> Given request: Return each line of the listing below, unchanged, and omit the images.
-- START --
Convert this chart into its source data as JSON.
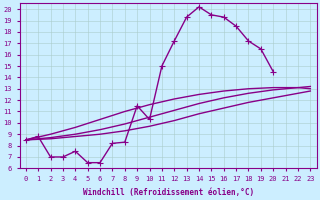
{
  "xlabel": "Windchill (Refroidissement éolien,°C)",
  "bg_color": "#cceeff",
  "line_color": "#880088",
  "xlim": [
    -0.5,
    23.5
  ],
  "ylim": [
    6,
    20.5
  ],
  "xticks": [
    0,
    1,
    2,
    3,
    4,
    5,
    6,
    7,
    8,
    9,
    10,
    11,
    12,
    13,
    14,
    15,
    16,
    17,
    18,
    19,
    20,
    21,
    22,
    23
  ],
  "yticks": [
    6,
    7,
    8,
    9,
    10,
    11,
    12,
    13,
    14,
    15,
    16,
    17,
    18,
    19,
    20
  ],
  "main_x": [
    0,
    1,
    2,
    3,
    4,
    5,
    6,
    7,
    8,
    9,
    10,
    11,
    12,
    13,
    14,
    15,
    16,
    17,
    18,
    19,
    20
  ],
  "main_y": [
    8.5,
    8.8,
    7.0,
    7.0,
    7.5,
    6.5,
    6.5,
    8.2,
    8.3,
    11.5,
    10.3,
    15.0,
    17.2,
    19.3,
    20.2,
    19.5,
    19.3,
    18.5,
    17.2,
    16.5,
    14.5
  ],
  "curve_a_x": [
    0,
    2,
    4,
    6,
    8,
    10,
    12,
    14,
    16,
    18,
    20,
    22,
    23
  ],
  "curve_a_y": [
    8.5,
    8.6,
    8.8,
    9.0,
    9.3,
    9.7,
    10.2,
    10.8,
    11.3,
    11.8,
    12.2,
    12.6,
    12.8
  ],
  "curve_b_x": [
    0,
    2,
    4,
    6,
    8,
    10,
    12,
    14,
    16,
    18,
    20,
    22,
    23
  ],
  "curve_b_y": [
    8.5,
    8.7,
    9.0,
    9.4,
    9.9,
    10.5,
    11.1,
    11.7,
    12.2,
    12.6,
    12.9,
    13.1,
    13.2
  ],
  "curve_c_x": [
    0,
    2,
    4,
    6,
    8,
    10,
    12,
    14,
    16,
    18,
    20,
    21,
    22,
    23
  ],
  "curve_c_y": [
    8.5,
    9.0,
    9.6,
    10.3,
    11.0,
    11.6,
    12.1,
    12.5,
    12.8,
    13.0,
    13.1,
    13.1,
    13.1,
    13.0
  ],
  "linewidth": 1.0,
  "marker_size": 4,
  "grid_color": "#aacccc",
  "grid_alpha": 0.8
}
-- END --
> Written response:
Convert this chart into its source data as JSON.
{
  "xlabel": "Windchill (Refroidissement éolien,°C)",
  "bg_color": "#cceeff",
  "line_color": "#880088",
  "xlim": [
    -0.5,
    23.5
  ],
  "ylim": [
    6,
    20.5
  ],
  "xticks": [
    0,
    1,
    2,
    3,
    4,
    5,
    6,
    7,
    8,
    9,
    10,
    11,
    12,
    13,
    14,
    15,
    16,
    17,
    18,
    19,
    20,
    21,
    22,
    23
  ],
  "yticks": [
    6,
    7,
    8,
    9,
    10,
    11,
    12,
    13,
    14,
    15,
    16,
    17,
    18,
    19,
    20
  ],
  "main_x": [
    0,
    1,
    2,
    3,
    4,
    5,
    6,
    7,
    8,
    9,
    10,
    11,
    12,
    13,
    14,
    15,
    16,
    17,
    18,
    19,
    20
  ],
  "main_y": [
    8.5,
    8.8,
    7.0,
    7.0,
    7.5,
    6.5,
    6.5,
    8.2,
    8.3,
    11.5,
    10.3,
    15.0,
    17.2,
    19.3,
    20.2,
    19.5,
    19.3,
    18.5,
    17.2,
    16.5,
    14.5
  ],
  "curve_a_x": [
    0,
    2,
    4,
    6,
    8,
    10,
    12,
    14,
    16,
    18,
    20,
    22,
    23
  ],
  "curve_a_y": [
    8.5,
    8.6,
    8.8,
    9.0,
    9.3,
    9.7,
    10.2,
    10.8,
    11.3,
    11.8,
    12.2,
    12.6,
    12.8
  ],
  "curve_b_x": [
    0,
    2,
    4,
    6,
    8,
    10,
    12,
    14,
    16,
    18,
    20,
    22,
    23
  ],
  "curve_b_y": [
    8.5,
    8.7,
    9.0,
    9.4,
    9.9,
    10.5,
    11.1,
    11.7,
    12.2,
    12.6,
    12.9,
    13.1,
    13.2
  ],
  "curve_c_x": [
    0,
    2,
    4,
    6,
    8,
    10,
    12,
    14,
    16,
    18,
    20,
    21,
    22,
    23
  ],
  "curve_c_y": [
    8.5,
    9.0,
    9.6,
    10.3,
    11.0,
    11.6,
    12.1,
    12.5,
    12.8,
    13.0,
    13.1,
    13.1,
    13.1,
    13.0
  ],
  "linewidth": 1.0,
  "marker_size": 4,
  "grid_color": "#aacccc",
  "grid_alpha": 0.8
}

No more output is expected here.